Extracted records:
********

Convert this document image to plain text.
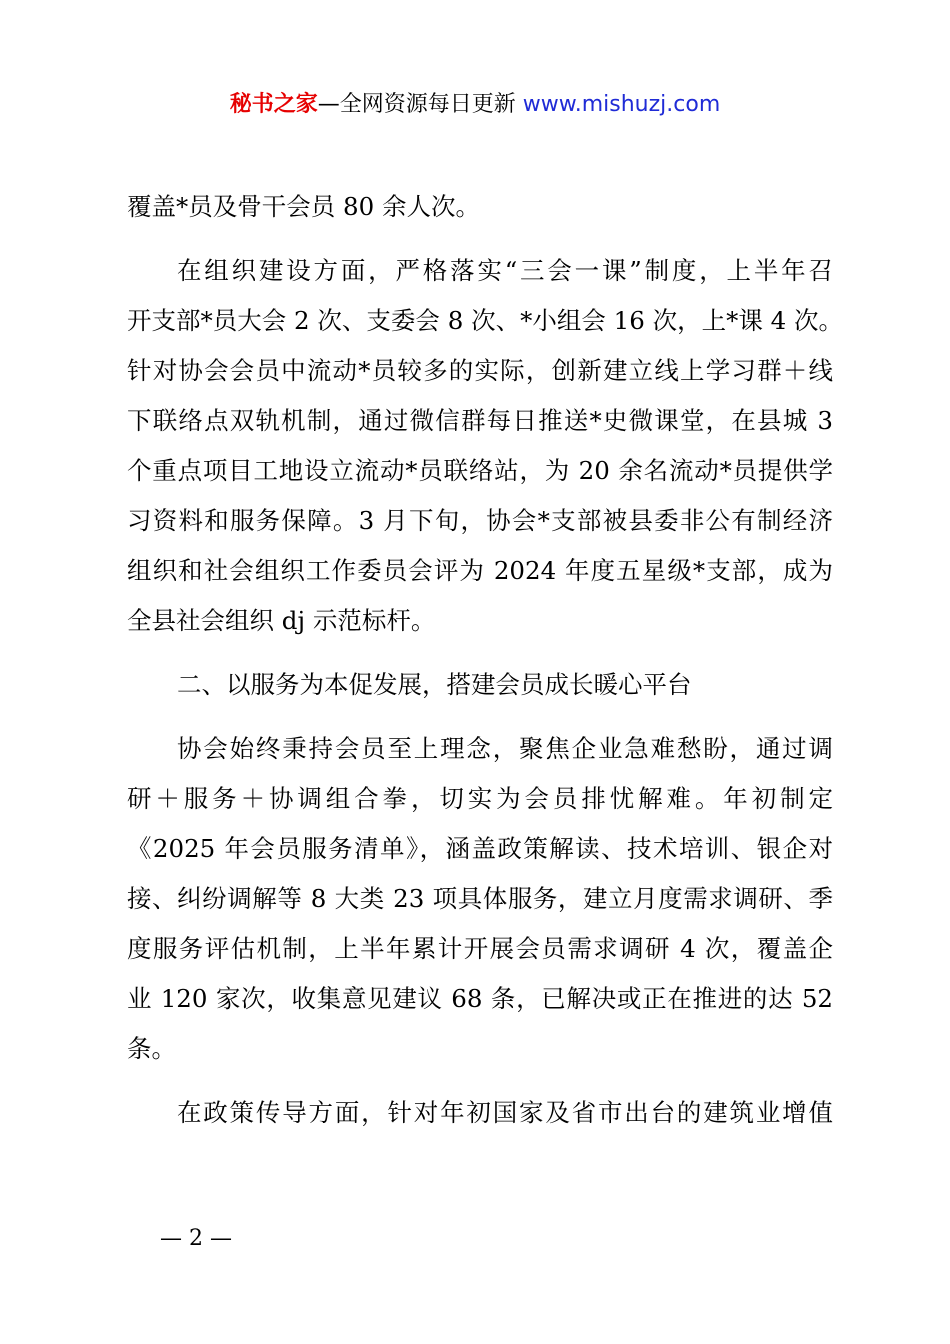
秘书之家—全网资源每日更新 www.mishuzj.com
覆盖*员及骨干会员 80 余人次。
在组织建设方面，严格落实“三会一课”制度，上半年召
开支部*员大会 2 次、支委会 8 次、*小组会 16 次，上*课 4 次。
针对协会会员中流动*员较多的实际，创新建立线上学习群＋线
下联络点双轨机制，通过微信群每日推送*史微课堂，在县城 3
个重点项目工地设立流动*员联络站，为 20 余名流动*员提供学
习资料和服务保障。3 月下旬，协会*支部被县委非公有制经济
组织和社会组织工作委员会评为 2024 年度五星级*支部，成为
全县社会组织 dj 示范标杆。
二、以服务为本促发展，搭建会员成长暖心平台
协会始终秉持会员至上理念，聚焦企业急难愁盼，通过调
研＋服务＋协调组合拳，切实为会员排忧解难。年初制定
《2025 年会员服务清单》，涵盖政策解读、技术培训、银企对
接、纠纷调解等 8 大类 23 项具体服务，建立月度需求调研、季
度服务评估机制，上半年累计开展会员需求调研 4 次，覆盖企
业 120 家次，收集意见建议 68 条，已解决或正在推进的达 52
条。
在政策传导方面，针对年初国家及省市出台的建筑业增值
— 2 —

********

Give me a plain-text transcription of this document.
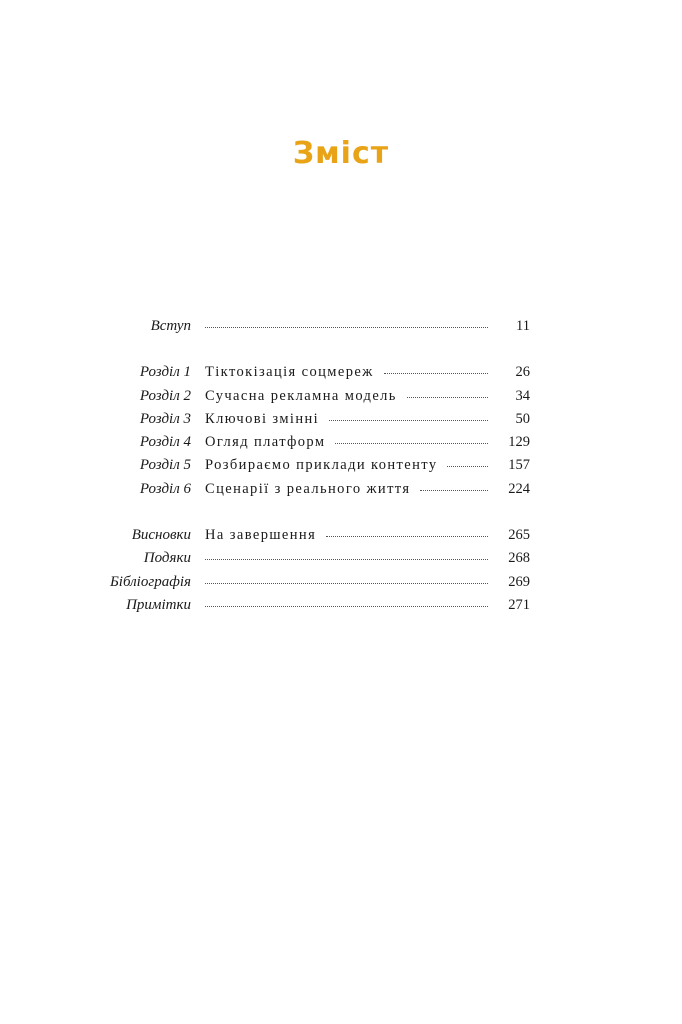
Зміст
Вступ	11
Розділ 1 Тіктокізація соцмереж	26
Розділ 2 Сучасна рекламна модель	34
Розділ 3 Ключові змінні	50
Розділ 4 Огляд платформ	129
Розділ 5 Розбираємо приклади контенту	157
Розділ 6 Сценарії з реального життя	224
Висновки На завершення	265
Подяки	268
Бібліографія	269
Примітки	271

********

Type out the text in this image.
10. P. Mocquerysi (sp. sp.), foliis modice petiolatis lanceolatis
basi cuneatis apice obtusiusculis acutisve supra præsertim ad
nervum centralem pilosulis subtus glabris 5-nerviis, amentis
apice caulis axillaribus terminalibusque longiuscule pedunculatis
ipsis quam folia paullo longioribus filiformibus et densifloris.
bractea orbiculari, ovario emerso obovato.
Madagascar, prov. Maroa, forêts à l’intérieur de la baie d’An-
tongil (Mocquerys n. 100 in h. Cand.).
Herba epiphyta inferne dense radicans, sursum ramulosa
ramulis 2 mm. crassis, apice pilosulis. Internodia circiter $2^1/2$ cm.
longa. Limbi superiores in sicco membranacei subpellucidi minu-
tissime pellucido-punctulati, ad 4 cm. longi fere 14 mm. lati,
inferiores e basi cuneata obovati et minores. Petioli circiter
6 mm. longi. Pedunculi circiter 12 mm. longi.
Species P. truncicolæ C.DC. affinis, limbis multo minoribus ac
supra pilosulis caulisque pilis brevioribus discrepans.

********

Pick out every line of the listing containing the word "pilosulis", and show those lines.

* [Final answer]
nervum centralem pilosulis subtus glabris 5-nerviis, amentis
ramulis 2 mm. crassis, apice pilosulis. Internodia circiter $2^1/2$ cm.
supra pilosulis caulisque pilis brevioribus discrepans.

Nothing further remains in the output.